*Objective:*
Return all lines below containing the word "this".

________________________

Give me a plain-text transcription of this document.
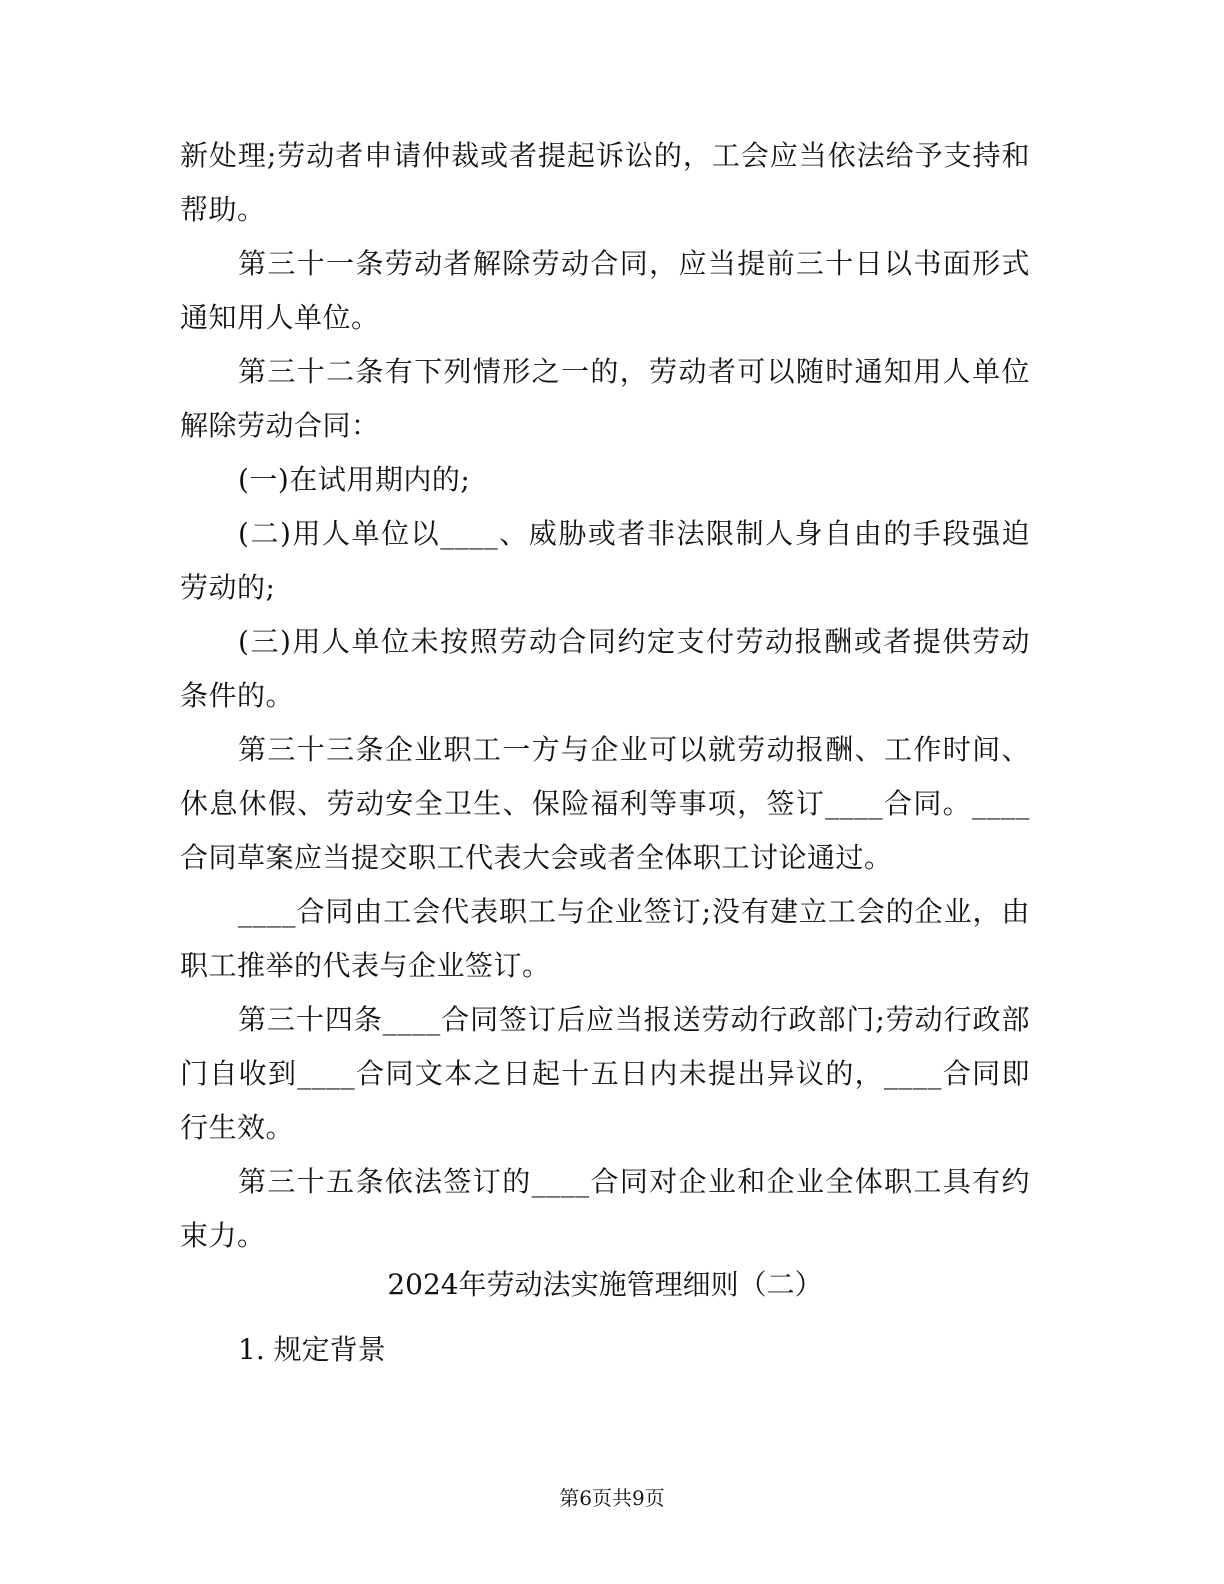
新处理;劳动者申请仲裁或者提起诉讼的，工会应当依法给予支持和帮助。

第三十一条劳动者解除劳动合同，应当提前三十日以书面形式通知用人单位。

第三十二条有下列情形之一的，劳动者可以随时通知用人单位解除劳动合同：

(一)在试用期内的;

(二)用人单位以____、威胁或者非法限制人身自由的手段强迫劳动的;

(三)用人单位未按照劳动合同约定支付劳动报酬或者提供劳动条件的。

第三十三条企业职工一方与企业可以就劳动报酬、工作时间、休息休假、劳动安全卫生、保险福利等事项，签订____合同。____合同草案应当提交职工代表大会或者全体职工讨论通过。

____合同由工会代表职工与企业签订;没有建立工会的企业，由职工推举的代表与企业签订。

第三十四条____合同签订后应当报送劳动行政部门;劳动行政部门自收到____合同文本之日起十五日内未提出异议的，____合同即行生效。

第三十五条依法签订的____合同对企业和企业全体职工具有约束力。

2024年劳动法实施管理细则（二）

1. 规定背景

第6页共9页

________________________

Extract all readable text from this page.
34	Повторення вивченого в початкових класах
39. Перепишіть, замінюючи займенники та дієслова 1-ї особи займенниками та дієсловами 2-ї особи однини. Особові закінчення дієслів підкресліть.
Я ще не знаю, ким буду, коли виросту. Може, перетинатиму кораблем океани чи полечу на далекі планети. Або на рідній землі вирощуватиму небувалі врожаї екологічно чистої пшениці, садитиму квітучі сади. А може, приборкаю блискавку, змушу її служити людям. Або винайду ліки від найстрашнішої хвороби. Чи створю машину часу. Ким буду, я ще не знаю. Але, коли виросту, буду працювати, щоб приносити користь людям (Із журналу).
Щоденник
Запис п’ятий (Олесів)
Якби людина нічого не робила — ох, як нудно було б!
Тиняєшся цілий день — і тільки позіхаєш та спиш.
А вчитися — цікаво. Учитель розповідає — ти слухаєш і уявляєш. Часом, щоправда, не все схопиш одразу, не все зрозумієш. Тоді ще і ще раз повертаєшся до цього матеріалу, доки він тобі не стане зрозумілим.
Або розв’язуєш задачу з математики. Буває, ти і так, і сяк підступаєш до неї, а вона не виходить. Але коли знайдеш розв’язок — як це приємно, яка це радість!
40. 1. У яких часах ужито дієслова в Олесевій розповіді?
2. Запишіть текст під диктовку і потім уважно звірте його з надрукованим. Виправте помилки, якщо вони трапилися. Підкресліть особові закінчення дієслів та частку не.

________________________

*Answer below:*
Give me a plain-text transcription of this document.
Extract all readable text from this page.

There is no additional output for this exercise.